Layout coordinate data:
^^^^
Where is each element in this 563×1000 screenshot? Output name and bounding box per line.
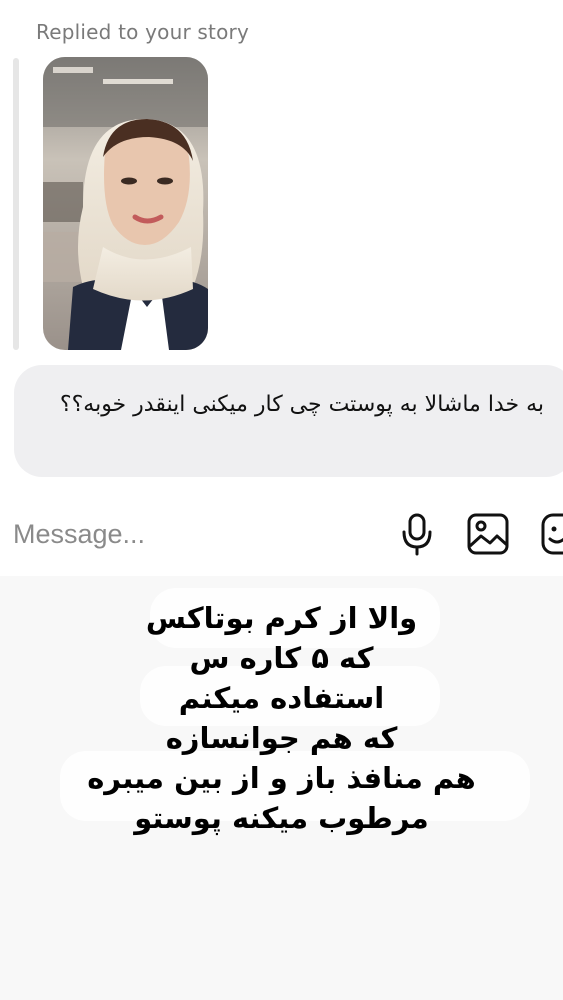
sticker-icon[interactable] [540,512,563,560]
microphone-icon[interactable] [398,512,438,560]
message-bubble[interactable]: به خدا ماشالا به پوستت چی کار میکنی اینق… [14,365,563,477]
replied-to-story-label: Replied to your story [36,20,249,44]
story-photo-icon [43,57,208,350]
caption-line: استفاده میکنم [178,681,385,715]
message-composer [0,492,563,576]
message-input[interactable] [13,514,373,554]
caption-line: مرطوب میکنه پوستو [134,801,429,835]
photo-icon[interactable] [466,512,512,560]
caption-line: هم منافذ باز و از بین میبره [87,761,476,795]
story-thumbnail[interactable] [43,57,208,350]
caption-line: که هم جوانسازه [165,721,398,755]
caption-line: والا از کرم بوتاکس [145,601,418,635]
caption-line: که ۵ کاره س [189,641,374,675]
reply-indicator-bar [13,58,19,350]
chat-thread: Replied to your story به خدا ماشالا به پ… [0,0,563,492]
story-caption: والا از کرم بوتاکس که ۵ کاره س استفاده م… [0,576,563,1000]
^^^^
▸ **WHAT TO WORK ON**
Please quote every line of the material above verbatim, leaving out the pictures.

▸ **SOLUTION**
Where is each element in this 563×1000 screenshot? Output name and bounding box per line.
sticker-icon[interactable] [540,512,563,560]
microphone-icon[interactable] [398,512,438,560]
message-bubble[interactable]: به خدا ماشالا به پوستت چی کار میکنی اینق… [14,365,563,477]
replied-to-story-label: Replied to your story [36,20,249,44]
story-photo-icon [43,57,208,350]
caption-line: استفاده میکنم [178,681,385,715]
message-composer [0,492,563,576]
message-input[interactable] [13,514,373,554]
caption-line: مرطوب میکنه پوستو [134,801,429,835]
photo-icon[interactable] [466,512,512,560]
caption-line: هم منافذ باز و از بین میبره [87,761,476,795]
story-thumbnail[interactable] [43,57,208,350]
caption-line: که هم جوانسازه [165,721,398,755]
caption-line: والا از کرم بوتاکس [145,601,418,635]
caption-line: که ۵ کاره س [189,641,374,675]
reply-indicator-bar [13,58,19,350]
chat-thread: Replied to your story به خدا ماشالا به پ… [0,0,563,492]
story-caption: والا از کرم بوتاکس که ۵ کاره س استفاده م… [0,576,563,1000]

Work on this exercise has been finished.